** start Available records **
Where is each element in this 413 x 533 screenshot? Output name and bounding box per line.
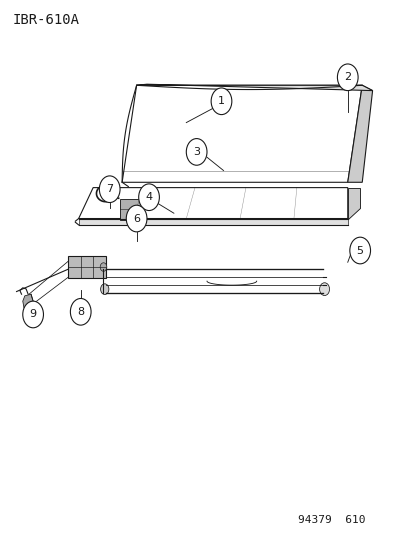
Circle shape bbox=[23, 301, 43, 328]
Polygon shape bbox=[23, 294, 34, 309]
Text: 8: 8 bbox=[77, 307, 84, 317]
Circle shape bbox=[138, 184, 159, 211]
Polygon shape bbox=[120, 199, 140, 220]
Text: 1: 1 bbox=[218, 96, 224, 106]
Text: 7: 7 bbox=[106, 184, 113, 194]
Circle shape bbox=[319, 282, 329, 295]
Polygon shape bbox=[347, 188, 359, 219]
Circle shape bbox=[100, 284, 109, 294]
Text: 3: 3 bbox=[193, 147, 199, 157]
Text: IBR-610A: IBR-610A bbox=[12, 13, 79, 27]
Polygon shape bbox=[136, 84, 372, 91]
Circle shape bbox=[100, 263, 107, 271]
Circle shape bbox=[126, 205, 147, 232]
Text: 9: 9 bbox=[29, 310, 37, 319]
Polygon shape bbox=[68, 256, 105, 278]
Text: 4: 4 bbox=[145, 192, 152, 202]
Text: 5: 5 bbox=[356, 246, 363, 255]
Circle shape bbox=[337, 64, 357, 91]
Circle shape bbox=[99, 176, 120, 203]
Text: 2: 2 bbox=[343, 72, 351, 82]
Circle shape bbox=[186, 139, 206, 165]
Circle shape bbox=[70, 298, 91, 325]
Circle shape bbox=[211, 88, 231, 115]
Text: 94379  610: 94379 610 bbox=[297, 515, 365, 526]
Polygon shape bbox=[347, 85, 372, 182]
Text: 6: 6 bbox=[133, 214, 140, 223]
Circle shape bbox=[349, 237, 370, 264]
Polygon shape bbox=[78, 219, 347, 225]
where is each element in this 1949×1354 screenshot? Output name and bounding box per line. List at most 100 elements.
** end Available records **
- Instructions to follow -
Copy the lines word for word, from the line with "Circle shape bbox=[23, 301, 43, 328]" through the last line of the records.

- Solution to the problem -
Circle shape bbox=[23, 301, 43, 328]
Polygon shape bbox=[23, 294, 34, 309]
Text: 8: 8 bbox=[77, 307, 84, 317]
Circle shape bbox=[138, 184, 159, 211]
Polygon shape bbox=[120, 199, 140, 220]
Text: 1: 1 bbox=[218, 96, 224, 106]
Text: 7: 7 bbox=[106, 184, 113, 194]
Circle shape bbox=[319, 282, 329, 295]
Polygon shape bbox=[347, 188, 359, 219]
Circle shape bbox=[100, 284, 109, 294]
Text: 3: 3 bbox=[193, 147, 199, 157]
Text: IBR-610A: IBR-610A bbox=[12, 13, 79, 27]
Polygon shape bbox=[136, 84, 372, 91]
Circle shape bbox=[100, 263, 107, 271]
Circle shape bbox=[126, 205, 147, 232]
Text: 9: 9 bbox=[29, 310, 37, 319]
Polygon shape bbox=[68, 256, 105, 278]
Text: 4: 4 bbox=[145, 192, 152, 202]
Text: 5: 5 bbox=[356, 246, 363, 255]
Circle shape bbox=[337, 64, 357, 91]
Circle shape bbox=[99, 176, 120, 203]
Text: 2: 2 bbox=[343, 72, 351, 82]
Circle shape bbox=[186, 139, 206, 165]
Circle shape bbox=[70, 298, 91, 325]
Circle shape bbox=[211, 88, 231, 115]
Text: 94379  610: 94379 610 bbox=[297, 515, 365, 526]
Polygon shape bbox=[347, 85, 372, 182]
Text: 6: 6 bbox=[133, 214, 140, 223]
Circle shape bbox=[349, 237, 370, 264]
Polygon shape bbox=[78, 219, 347, 225]
where is each element in this 1949×1354 screenshot? Output name and bounding box per line. List at most 100 elements.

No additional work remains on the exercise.